### STATED GOAL
Check every line of the entries that follow, and copy the ones containing "music".

### RAW DATA
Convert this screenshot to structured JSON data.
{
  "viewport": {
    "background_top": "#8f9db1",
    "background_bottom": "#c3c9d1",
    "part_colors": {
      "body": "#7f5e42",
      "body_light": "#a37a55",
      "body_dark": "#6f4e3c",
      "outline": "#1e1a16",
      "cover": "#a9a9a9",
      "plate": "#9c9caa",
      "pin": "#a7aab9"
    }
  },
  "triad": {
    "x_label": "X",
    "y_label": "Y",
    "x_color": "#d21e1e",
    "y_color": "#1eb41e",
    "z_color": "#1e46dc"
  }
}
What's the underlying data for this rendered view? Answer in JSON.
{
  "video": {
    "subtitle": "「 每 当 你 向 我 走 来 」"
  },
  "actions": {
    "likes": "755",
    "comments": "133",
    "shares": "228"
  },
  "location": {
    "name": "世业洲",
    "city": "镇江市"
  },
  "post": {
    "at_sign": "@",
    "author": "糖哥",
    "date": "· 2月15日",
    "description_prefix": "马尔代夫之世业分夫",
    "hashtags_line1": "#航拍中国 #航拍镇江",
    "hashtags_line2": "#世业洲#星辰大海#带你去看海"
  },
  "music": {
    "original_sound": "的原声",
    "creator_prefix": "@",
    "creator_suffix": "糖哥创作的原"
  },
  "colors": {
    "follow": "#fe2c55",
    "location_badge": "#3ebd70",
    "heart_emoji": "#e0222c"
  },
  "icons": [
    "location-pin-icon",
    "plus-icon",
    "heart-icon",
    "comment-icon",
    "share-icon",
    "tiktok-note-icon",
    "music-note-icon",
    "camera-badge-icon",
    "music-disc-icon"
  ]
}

### FULL RESPONSE
  "music": {
    "music-note-icon",
    "music-disc-icon"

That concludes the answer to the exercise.